» Work order: Which lines in the data below contain the string "marker"? Show each one.

[Figure record extracts]
■ ■ ■

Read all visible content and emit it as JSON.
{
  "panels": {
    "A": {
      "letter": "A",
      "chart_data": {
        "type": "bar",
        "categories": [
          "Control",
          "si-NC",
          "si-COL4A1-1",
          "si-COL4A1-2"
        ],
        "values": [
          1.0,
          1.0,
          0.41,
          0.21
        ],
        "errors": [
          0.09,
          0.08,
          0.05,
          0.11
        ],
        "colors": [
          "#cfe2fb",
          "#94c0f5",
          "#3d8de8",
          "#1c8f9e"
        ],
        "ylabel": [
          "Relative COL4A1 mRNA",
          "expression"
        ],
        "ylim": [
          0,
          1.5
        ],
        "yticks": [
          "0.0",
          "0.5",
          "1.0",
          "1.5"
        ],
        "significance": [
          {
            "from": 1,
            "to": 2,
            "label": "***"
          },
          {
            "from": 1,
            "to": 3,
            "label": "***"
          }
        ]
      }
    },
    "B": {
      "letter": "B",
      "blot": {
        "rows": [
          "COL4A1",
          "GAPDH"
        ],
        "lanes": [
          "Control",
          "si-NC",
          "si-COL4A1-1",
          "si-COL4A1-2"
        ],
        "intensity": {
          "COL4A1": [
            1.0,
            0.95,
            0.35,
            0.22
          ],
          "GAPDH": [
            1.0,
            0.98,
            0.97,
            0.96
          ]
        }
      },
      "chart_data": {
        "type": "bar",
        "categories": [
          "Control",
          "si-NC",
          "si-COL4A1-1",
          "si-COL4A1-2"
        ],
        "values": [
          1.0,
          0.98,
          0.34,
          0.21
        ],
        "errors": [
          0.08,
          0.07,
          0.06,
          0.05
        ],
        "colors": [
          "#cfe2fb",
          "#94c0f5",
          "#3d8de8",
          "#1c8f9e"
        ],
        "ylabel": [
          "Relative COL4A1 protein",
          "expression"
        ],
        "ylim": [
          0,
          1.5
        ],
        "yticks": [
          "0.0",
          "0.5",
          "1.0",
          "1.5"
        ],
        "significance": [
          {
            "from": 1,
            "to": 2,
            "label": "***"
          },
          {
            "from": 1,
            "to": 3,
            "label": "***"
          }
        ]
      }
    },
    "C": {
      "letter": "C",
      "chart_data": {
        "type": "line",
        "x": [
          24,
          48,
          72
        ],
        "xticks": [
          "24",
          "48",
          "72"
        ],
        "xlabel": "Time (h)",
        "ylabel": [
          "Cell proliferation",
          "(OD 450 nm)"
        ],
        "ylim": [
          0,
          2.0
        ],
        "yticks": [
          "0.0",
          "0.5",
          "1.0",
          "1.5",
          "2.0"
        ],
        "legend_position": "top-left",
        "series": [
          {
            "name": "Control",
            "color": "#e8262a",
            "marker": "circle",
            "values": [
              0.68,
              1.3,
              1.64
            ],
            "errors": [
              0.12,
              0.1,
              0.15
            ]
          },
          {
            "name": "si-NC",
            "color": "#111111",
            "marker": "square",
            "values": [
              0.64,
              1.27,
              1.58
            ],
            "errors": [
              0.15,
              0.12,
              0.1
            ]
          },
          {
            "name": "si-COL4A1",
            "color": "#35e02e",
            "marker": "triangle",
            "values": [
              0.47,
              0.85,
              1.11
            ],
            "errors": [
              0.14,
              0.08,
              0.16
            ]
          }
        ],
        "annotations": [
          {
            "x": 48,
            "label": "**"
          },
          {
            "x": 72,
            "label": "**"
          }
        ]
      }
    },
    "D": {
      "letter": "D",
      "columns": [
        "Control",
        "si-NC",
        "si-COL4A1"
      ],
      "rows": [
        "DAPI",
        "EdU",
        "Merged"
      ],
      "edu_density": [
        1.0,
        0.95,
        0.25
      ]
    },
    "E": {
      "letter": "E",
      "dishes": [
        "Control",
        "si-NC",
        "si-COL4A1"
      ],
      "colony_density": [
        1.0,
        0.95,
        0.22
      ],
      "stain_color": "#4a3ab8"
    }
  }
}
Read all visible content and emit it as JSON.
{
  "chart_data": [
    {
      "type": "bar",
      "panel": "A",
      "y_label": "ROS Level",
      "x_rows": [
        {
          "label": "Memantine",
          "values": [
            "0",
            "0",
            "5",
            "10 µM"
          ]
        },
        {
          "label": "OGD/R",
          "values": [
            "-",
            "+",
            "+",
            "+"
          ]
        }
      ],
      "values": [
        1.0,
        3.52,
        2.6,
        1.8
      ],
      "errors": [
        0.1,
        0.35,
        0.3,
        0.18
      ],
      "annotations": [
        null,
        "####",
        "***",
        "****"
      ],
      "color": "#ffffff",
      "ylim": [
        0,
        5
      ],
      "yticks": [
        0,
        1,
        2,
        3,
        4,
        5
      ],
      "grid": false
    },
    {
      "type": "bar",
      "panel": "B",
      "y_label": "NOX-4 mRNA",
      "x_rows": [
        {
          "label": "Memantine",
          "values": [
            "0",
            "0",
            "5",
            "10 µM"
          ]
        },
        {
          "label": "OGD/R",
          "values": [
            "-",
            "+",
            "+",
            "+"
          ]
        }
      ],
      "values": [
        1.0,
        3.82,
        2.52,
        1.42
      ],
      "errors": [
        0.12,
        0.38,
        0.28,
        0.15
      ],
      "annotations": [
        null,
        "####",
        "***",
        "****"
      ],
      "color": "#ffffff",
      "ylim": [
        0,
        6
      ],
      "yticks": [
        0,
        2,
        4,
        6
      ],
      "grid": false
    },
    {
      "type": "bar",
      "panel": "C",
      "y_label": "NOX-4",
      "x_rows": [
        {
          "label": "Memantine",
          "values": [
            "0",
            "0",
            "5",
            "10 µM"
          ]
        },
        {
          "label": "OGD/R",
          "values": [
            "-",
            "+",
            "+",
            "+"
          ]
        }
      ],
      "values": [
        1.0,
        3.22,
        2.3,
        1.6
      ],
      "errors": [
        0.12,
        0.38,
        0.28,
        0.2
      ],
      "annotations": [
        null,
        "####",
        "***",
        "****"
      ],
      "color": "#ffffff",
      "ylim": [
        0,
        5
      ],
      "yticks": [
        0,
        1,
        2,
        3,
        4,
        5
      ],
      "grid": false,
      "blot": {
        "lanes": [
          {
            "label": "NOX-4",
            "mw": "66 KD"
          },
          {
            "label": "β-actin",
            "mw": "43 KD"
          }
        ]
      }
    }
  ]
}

■ ■ ■

» Result of this task:
            "marker": "circle",
            "marker": "square",
            "marker": "triangle",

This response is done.